** Start of RECORDS SUPPLIED **

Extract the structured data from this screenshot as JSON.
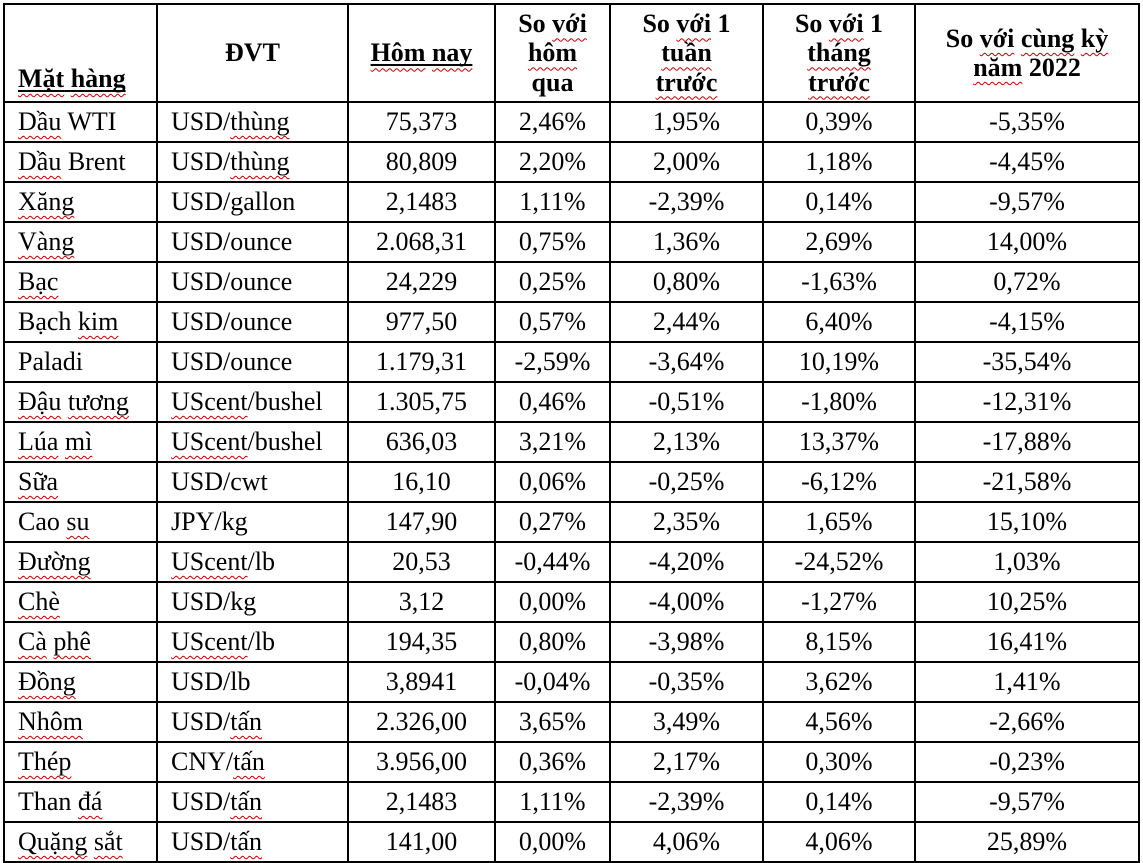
{
  "colors": {
    "background": "#FFFFFF",
    "text": "#000000",
    "border": "#000000",
    "spellcheck_wavy": "#C00000"
  },
  "table": {
    "header": [
      {
        "label": "Mặt hàng",
        "align": "bottom-left",
        "segments": [
          {
            "t": "Mặt",
            "u": true,
            "w": true
          },
          {
            "t": " ",
            "u": true
          },
          {
            "t": "hàng",
            "u": true,
            "w": true
          }
        ]
      },
      {
        "label": "ĐVT",
        "segments": [
          {
            "t": "ĐVT"
          }
        ]
      },
      {
        "label": "Hôm nay",
        "segments": [
          {
            "t": "Hôm",
            "u": true,
            "w": true
          },
          {
            "t": " ",
            "u": true
          },
          {
            "t": "nay",
            "u": true,
            "w": true
          }
        ]
      },
      {
        "label": "So với hôm qua",
        "segments": [
          {
            "t": "So "
          },
          {
            "t": "với",
            "w": true
          },
          {
            "br": true
          },
          {
            "t": "hôm",
            "w": true
          },
          {
            "br": true
          },
          {
            "t": "qua"
          }
        ]
      },
      {
        "label": "So với 1 tuần trước",
        "segments": [
          {
            "t": "So "
          },
          {
            "t": "với",
            "w": true
          },
          {
            "t": " 1"
          },
          {
            "br": true
          },
          {
            "t": "tuần",
            "w": true
          },
          {
            "br": true
          },
          {
            "t": "trước",
            "w": true
          }
        ]
      },
      {
        "label": "So với 1 tháng trước",
        "segments": [
          {
            "t": "So "
          },
          {
            "t": "với",
            "w": true
          },
          {
            "t": " 1"
          },
          {
            "br": true
          },
          {
            "t": "tháng",
            "w": true
          },
          {
            "br": true
          },
          {
            "t": "trước",
            "w": true
          }
        ]
      },
      {
        "label": "So với cùng kỳ năm 2022",
        "segments": [
          {
            "t": "So "
          },
          {
            "t": "với",
            "w": true
          },
          {
            "t": " "
          },
          {
            "t": "cùng",
            "w": true
          },
          {
            "t": " "
          },
          {
            "t": "kỳ",
            "w": true
          },
          {
            "br": true
          },
          {
            "t": "năm",
            "w": true
          },
          {
            "t": " 2022"
          }
        ]
      }
    ],
    "rows": [
      {
        "name": {
          "text": "Dầu WTI",
          "segments": [
            {
              "t": "Dầu",
              "w": true
            },
            {
              "t": " WTI"
            }
          ]
        },
        "unit": {
          "text": "USD/thùng",
          "segments": [
            {
              "t": "USD/"
            },
            {
              "t": "thùng",
              "w": true
            }
          ]
        },
        "today": "75,373",
        "vs_yesterday": "2,46%",
        "vs_week": "1,95%",
        "vs_month": "0,39%",
        "vs_2022": "-5,35%"
      },
      {
        "name": {
          "text": "Dầu Brent",
          "segments": [
            {
              "t": "Dầu",
              "w": true
            },
            {
              "t": " Brent"
            }
          ]
        },
        "unit": {
          "text": "USD/thùng",
          "segments": [
            {
              "t": "USD/"
            },
            {
              "t": "thùng",
              "w": true
            }
          ]
        },
        "today": "80,809",
        "vs_yesterday": "2,20%",
        "vs_week": "2,00%",
        "vs_month": "1,18%",
        "vs_2022": "-4,45%"
      },
      {
        "name": {
          "text": "Xăng",
          "segments": [
            {
              "t": "Xăng",
              "w": true
            }
          ]
        },
        "unit": {
          "text": "USD/gallon",
          "segments": [
            {
              "t": "USD/gallon"
            }
          ]
        },
        "today": "2,1483",
        "vs_yesterday": "1,11%",
        "vs_week": "-2,39%",
        "vs_month": "0,14%",
        "vs_2022": "-9,57%"
      },
      {
        "name": {
          "text": "Vàng",
          "segments": [
            {
              "t": "Vàng",
              "w": true
            }
          ]
        },
        "unit": {
          "text": "USD/ounce",
          "segments": [
            {
              "t": "USD/ounce"
            }
          ]
        },
        "today": "2.068,31",
        "vs_yesterday": "0,75%",
        "vs_week": "1,36%",
        "vs_month": "2,69%",
        "vs_2022": "14,00%"
      },
      {
        "name": {
          "text": "Bạc",
          "segments": [
            {
              "t": "Bạc",
              "w": true
            }
          ]
        },
        "unit": {
          "text": "USD/ounce",
          "segments": [
            {
              "t": "USD/ounce"
            }
          ]
        },
        "today": "24,229",
        "vs_yesterday": "0,25%",
        "vs_week": "0,80%",
        "vs_month": "-1,63%",
        "vs_2022": "0,72%"
      },
      {
        "name": {
          "text": "Bạch kim",
          "segments": [
            {
              "t": "Bạch "
            },
            {
              "t": "kim",
              "w": true
            }
          ]
        },
        "unit": {
          "text": "USD/ounce",
          "segments": [
            {
              "t": "USD/ounce"
            }
          ]
        },
        "today": "977,50",
        "vs_yesterday": "0,57%",
        "vs_week": "2,44%",
        "vs_month": "6,40%",
        "vs_2022": "-4,15%"
      },
      {
        "name": {
          "text": "Paladi",
          "segments": [
            {
              "t": "Paladi"
            }
          ]
        },
        "unit": {
          "text": "USD/ounce",
          "segments": [
            {
              "t": "USD/ounce"
            }
          ]
        },
        "today": "1.179,31",
        "vs_yesterday": "-2,59%",
        "vs_week": "-3,64%",
        "vs_month": "10,19%",
        "vs_2022": "-35,54%"
      },
      {
        "name": {
          "text": "Đậu tương",
          "segments": [
            {
              "t": "Đậu",
              "w": true
            },
            {
              "t": " "
            },
            {
              "t": "tương",
              "w": true
            }
          ]
        },
        "unit": {
          "text": "UScent/bushel",
          "segments": [
            {
              "t": "UScent",
              "w": true
            },
            {
              "t": "/bushel"
            }
          ]
        },
        "today": "1.305,75",
        "vs_yesterday": "0,46%",
        "vs_week": "-0,51%",
        "vs_month": "-1,80%",
        "vs_2022": "-12,31%"
      },
      {
        "name": {
          "text": "Lúa mì",
          "segments": [
            {
              "t": "Lúa",
              "w": true
            },
            {
              "t": " "
            },
            {
              "t": "mì",
              "w": true
            }
          ]
        },
        "unit": {
          "text": "UScent/bushel",
          "segments": [
            {
              "t": "UScent",
              "w": true
            },
            {
              "t": "/bushel"
            }
          ]
        },
        "today": "636,03",
        "vs_yesterday": "3,21%",
        "vs_week": "2,13%",
        "vs_month": "13,37%",
        "vs_2022": "-17,88%"
      },
      {
        "name": {
          "text": "Sữa",
          "segments": [
            {
              "t": "Sữa",
              "w": true
            }
          ]
        },
        "unit": {
          "text": "USD/cwt",
          "segments": [
            {
              "t": "USD/cwt"
            }
          ]
        },
        "today": "16,10",
        "vs_yesterday": "0,06%",
        "vs_week": "-0,25%",
        "vs_month": "-6,12%",
        "vs_2022": "-21,58%"
      },
      {
        "name": {
          "text": "Cao su",
          "segments": [
            {
              "t": "Cao "
            },
            {
              "t": "su",
              "w": true
            }
          ]
        },
        "unit": {
          "text": "JPY/kg",
          "segments": [
            {
              "t": "JPY/kg"
            }
          ]
        },
        "today": "147,90",
        "vs_yesterday": "0,27%",
        "vs_week": "2,35%",
        "vs_month": "1,65%",
        "vs_2022": "15,10%"
      },
      {
        "name": {
          "text": "Đường",
          "segments": [
            {
              "t": "Đường",
              "w": true
            }
          ]
        },
        "unit": {
          "text": "UScent/lb",
          "segments": [
            {
              "t": "UScent",
              "w": true
            },
            {
              "t": "/lb"
            }
          ]
        },
        "today": "20,53",
        "vs_yesterday": "-0,44%",
        "vs_week": "-4,20%",
        "vs_month": "-24,52%",
        "vs_2022": "1,03%"
      },
      {
        "name": {
          "text": "Chè",
          "segments": [
            {
              "t": "Chè",
              "w": true
            }
          ]
        },
        "unit": {
          "text": "USD/kg",
          "segments": [
            {
              "t": "USD/kg"
            }
          ]
        },
        "today": "3,12",
        "vs_yesterday": "0,00%",
        "vs_week": "-4,00%",
        "vs_month": "-1,27%",
        "vs_2022": "10,25%"
      },
      {
        "name": {
          "text": "Cà phê",
          "segments": [
            {
              "t": "Cà",
              "w": true
            },
            {
              "t": " "
            },
            {
              "t": "phê",
              "w": true
            }
          ]
        },
        "unit": {
          "text": "UScent/lb",
          "segments": [
            {
              "t": "UScent",
              "w": true
            },
            {
              "t": "/lb"
            }
          ]
        },
        "today": "194,35",
        "vs_yesterday": "0,80%",
        "vs_week": "-3,98%",
        "vs_month": "8,15%",
        "vs_2022": "16,41%"
      },
      {
        "name": {
          "text": "Đồng",
          "segments": [
            {
              "t": "Đồng",
              "w": true
            }
          ]
        },
        "unit": {
          "text": "USD/lb",
          "segments": [
            {
              "t": "USD/lb"
            }
          ]
        },
        "today": "3,8941",
        "vs_yesterday": "-0,04%",
        "vs_week": "-0,35%",
        "vs_month": "3,62%",
        "vs_2022": "1,41%"
      },
      {
        "name": {
          "text": "Nhôm",
          "segments": [
            {
              "t": "Nhôm",
              "w": true
            }
          ]
        },
        "unit": {
          "text": "USD/tấn",
          "segments": [
            {
              "t": "USD/"
            },
            {
              "t": "tấn",
              "w": true
            }
          ]
        },
        "today": "2.326,00",
        "vs_yesterday": "3,65%",
        "vs_week": "3,49%",
        "vs_month": "4,56%",
        "vs_2022": "-2,66%"
      },
      {
        "name": {
          "text": "Thép",
          "segments": [
            {
              "t": "Thép",
              "w": true
            }
          ]
        },
        "unit": {
          "text": "CNY/tấn",
          "segments": [
            {
              "t": "CNY/"
            },
            {
              "t": "tấn",
              "w": true
            }
          ]
        },
        "today": "3.956,00",
        "vs_yesterday": "0,36%",
        "vs_week": "2,17%",
        "vs_month": "0,30%",
        "vs_2022": "-0,23%"
      },
      {
        "name": {
          "text": "Than đá",
          "segments": [
            {
              "t": "Than "
            },
            {
              "t": "đá",
              "w": true
            }
          ]
        },
        "unit": {
          "text": "USD/tấn",
          "segments": [
            {
              "t": "USD/"
            },
            {
              "t": "tấn",
              "w": true
            }
          ]
        },
        "today": "2,1483",
        "vs_yesterday": "1,11%",
        "vs_week": "-2,39%",
        "vs_month": "0,14%",
        "vs_2022": "-9,57%"
      },
      {
        "name": {
          "text": "Quặng sắt",
          "segments": [
            {
              "t": "Quặng",
              "w": true
            },
            {
              "t": " "
            },
            {
              "t": "sắt",
              "w": true
            }
          ]
        },
        "unit": {
          "text": "USD/tấn",
          "segments": [
            {
              "t": "USD/"
            },
            {
              "t": "tấn",
              "w": true
            }
          ]
        },
        "today": "141,00",
        "vs_yesterday": "0,00%",
        "vs_week": "4,06%",
        "vs_month": "4,06%",
        "vs_2022": "25,89%"
      }
    ]
  }
}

** End of RECORDS SUPPLIED **

• **EXERCISE DETAILS**: Search the preceding listing for "label" and extract every line where it is found.

• **EXERCISE RESULT**:
        "label": "Mặt hàng",
        "label": "ĐVT",
        "label": "Hôm nay",
        "label": "So với hôm qua",
        "label": "So với 1 tuần trước",
        "label": "So với 1 tháng trước",
        "label": "So với cùng kỳ năm 2022",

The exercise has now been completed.